* **REQUEST**: Format the entries, from the first line through the line that contains "row-type-label: T (511, 680, 520, 694)", as a JSON list of strings with one string per line and no blank lines.

* **WORKING DATA**:
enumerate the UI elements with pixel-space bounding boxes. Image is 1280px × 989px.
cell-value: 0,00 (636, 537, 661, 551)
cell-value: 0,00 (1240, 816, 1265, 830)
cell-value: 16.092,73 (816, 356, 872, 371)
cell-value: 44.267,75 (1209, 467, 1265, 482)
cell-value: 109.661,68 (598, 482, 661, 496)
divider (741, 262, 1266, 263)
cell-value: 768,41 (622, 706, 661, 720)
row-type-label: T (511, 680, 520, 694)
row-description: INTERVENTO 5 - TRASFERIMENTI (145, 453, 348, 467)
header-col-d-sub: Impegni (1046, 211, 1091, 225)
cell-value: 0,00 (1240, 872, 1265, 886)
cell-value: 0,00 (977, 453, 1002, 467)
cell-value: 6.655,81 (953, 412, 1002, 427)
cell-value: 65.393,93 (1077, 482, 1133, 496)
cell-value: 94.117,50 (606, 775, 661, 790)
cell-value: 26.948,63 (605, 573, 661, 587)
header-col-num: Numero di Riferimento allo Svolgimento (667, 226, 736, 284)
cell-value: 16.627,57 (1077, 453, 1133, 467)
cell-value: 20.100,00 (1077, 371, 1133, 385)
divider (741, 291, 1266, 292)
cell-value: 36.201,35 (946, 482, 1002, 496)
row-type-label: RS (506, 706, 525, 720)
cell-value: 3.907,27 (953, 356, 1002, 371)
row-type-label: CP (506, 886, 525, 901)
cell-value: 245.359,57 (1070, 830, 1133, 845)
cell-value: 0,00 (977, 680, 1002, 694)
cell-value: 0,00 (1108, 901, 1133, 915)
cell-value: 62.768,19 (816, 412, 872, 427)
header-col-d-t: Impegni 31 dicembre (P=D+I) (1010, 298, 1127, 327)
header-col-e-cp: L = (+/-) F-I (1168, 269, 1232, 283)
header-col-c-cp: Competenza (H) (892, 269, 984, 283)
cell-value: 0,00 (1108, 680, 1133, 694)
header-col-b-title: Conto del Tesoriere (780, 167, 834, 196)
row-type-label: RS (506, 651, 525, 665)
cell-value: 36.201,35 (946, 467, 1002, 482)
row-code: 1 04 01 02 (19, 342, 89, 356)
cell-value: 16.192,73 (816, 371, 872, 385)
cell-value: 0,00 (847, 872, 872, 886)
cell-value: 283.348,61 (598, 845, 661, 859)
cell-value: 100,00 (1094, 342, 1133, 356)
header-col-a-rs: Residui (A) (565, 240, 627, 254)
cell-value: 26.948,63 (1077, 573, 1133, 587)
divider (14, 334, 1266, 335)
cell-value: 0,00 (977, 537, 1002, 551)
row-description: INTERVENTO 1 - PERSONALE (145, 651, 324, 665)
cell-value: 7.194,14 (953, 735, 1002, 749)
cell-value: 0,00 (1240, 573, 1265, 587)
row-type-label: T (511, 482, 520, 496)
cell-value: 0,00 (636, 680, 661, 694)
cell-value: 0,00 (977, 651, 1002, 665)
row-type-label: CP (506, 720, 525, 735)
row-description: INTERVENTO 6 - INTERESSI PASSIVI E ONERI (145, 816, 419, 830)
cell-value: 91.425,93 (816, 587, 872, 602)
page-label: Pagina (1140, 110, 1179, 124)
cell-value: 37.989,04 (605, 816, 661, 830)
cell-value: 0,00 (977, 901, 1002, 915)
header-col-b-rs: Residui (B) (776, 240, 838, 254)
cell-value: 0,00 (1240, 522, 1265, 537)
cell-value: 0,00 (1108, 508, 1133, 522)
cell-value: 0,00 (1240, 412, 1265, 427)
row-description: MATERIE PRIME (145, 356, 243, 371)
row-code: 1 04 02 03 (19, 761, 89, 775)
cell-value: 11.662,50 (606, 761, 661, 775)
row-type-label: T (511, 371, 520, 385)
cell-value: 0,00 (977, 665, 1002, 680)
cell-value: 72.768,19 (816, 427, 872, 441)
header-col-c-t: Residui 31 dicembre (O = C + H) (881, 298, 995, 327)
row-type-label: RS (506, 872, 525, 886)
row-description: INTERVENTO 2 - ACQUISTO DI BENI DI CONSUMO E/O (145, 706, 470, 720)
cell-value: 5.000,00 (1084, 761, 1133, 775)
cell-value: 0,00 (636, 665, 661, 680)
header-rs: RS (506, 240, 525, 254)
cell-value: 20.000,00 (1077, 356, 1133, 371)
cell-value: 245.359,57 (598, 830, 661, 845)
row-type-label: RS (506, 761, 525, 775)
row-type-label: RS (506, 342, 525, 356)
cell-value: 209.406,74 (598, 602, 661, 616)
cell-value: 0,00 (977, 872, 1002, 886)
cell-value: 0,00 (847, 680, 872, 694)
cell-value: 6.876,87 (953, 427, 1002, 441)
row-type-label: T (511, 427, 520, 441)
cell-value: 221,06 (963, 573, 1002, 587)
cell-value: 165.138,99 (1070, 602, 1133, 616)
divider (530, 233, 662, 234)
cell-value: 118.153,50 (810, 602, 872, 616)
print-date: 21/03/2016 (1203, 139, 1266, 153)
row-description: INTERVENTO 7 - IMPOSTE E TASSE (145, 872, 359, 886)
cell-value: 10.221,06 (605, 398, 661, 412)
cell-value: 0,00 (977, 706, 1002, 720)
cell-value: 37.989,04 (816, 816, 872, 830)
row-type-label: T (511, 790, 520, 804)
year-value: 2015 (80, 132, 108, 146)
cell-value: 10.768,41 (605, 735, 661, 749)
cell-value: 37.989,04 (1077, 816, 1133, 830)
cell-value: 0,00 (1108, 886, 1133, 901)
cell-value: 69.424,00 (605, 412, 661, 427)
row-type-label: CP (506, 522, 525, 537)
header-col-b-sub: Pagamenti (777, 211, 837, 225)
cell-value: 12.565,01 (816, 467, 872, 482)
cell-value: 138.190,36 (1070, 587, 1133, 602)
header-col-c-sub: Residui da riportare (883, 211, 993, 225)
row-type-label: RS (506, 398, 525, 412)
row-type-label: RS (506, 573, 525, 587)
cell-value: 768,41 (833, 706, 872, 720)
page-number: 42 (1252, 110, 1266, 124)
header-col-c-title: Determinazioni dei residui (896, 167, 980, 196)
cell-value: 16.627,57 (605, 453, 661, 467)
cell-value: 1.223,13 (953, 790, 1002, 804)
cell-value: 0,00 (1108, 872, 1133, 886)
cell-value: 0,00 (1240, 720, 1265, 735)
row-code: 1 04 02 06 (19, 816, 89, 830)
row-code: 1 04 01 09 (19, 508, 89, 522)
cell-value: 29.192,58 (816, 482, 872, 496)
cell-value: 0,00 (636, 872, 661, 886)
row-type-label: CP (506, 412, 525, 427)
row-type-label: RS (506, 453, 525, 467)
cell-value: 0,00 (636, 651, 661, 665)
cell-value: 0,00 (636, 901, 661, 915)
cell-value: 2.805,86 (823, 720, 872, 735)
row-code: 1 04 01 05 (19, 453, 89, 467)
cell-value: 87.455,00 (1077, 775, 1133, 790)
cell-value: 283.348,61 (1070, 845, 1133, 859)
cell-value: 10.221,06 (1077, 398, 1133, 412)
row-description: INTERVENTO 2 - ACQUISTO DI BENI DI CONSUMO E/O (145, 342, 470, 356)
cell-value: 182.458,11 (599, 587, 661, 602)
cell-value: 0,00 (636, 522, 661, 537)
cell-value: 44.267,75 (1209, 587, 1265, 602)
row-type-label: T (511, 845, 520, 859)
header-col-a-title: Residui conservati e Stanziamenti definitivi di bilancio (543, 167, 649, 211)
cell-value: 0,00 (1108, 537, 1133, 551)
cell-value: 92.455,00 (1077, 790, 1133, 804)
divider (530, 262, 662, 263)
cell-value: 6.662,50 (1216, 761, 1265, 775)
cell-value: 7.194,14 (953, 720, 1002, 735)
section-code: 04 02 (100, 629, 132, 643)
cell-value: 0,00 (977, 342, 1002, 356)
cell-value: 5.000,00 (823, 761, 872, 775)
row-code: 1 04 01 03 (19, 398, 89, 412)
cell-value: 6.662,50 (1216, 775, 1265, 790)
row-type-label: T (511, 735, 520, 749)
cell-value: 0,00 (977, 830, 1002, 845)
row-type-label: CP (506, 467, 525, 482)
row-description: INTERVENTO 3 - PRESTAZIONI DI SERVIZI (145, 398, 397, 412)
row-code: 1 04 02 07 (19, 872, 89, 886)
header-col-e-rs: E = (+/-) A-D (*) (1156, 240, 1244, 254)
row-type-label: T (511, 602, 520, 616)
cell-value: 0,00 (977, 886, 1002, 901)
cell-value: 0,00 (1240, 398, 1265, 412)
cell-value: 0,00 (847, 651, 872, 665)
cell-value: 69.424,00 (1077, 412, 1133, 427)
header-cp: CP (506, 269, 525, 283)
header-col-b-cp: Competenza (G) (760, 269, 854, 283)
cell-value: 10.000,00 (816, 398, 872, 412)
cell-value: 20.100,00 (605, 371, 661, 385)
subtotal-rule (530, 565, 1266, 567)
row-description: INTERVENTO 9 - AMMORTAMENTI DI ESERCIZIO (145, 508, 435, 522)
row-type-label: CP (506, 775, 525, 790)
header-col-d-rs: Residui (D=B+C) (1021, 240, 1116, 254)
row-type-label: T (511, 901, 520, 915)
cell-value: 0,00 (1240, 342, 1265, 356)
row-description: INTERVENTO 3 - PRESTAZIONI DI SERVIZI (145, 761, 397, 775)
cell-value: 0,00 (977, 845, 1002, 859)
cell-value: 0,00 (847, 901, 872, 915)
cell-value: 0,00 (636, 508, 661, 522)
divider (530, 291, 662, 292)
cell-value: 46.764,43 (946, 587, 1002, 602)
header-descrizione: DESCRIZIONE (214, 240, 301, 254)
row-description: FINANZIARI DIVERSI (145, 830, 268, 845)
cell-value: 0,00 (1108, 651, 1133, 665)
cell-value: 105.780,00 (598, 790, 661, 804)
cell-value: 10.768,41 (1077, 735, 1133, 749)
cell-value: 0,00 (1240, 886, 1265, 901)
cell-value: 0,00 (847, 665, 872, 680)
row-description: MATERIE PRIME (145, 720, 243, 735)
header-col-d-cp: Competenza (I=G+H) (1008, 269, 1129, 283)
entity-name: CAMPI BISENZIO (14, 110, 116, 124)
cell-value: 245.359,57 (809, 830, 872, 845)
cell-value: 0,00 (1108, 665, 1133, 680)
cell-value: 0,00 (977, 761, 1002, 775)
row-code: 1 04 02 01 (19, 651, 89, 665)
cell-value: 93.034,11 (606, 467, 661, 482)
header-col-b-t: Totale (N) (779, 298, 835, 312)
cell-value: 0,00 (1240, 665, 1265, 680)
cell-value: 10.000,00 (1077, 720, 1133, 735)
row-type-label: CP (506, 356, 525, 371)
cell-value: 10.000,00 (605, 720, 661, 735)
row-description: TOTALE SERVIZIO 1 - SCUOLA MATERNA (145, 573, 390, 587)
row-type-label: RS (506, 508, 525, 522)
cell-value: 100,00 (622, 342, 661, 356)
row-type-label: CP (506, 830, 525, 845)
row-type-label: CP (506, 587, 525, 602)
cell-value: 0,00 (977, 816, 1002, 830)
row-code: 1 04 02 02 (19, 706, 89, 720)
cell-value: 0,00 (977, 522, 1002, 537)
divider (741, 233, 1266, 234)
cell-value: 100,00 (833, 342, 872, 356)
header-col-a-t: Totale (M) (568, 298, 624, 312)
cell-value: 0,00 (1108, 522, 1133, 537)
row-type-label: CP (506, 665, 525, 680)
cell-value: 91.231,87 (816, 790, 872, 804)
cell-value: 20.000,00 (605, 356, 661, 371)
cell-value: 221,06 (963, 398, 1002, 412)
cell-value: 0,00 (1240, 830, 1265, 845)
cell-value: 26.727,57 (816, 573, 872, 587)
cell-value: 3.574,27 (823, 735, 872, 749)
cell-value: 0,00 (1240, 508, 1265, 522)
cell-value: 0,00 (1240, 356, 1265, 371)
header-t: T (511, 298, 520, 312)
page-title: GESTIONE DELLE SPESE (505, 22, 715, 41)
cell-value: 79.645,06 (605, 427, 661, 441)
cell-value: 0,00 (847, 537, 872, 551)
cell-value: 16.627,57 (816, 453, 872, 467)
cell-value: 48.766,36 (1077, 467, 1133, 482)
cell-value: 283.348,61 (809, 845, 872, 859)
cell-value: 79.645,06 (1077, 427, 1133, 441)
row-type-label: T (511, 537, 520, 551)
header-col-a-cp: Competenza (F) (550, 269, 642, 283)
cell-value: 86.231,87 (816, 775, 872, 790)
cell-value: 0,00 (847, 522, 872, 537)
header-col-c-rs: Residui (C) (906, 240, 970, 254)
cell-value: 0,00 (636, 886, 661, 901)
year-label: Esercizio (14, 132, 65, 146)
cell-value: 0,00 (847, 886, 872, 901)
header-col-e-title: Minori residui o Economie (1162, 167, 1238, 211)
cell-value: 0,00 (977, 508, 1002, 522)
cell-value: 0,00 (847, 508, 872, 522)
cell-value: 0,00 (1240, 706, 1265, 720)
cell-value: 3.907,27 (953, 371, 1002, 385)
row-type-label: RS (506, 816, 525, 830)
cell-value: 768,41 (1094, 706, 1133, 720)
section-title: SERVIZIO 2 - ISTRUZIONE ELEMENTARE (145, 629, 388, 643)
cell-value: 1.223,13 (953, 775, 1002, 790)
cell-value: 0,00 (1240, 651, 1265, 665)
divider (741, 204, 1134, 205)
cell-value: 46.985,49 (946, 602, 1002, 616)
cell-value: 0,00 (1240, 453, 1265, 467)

* **THE REPLY**:
[
  "enumerate the UI elements with pixel-space bounding boxes. Image is 1280px × 989px.",
  "cell-value: 0,00 (636, 537, 661, 551)",
  "cell-value: 0,00 (1240, 816, 1265, 830)",
  "cell-value: 16.092,73 (816, 356, 872, 371)",
  "cell-value: 44.267,75 (1209, 467, 1265, 482)",
  "cell-value: 109.661,68 (598, 482, 661, 496)",
  "divider (741, 262, 1266, 263)",
  "cell-value: 768,41 (622, 706, 661, 720)",
  "row-type-label: T (511, 680, 520, 694)"
]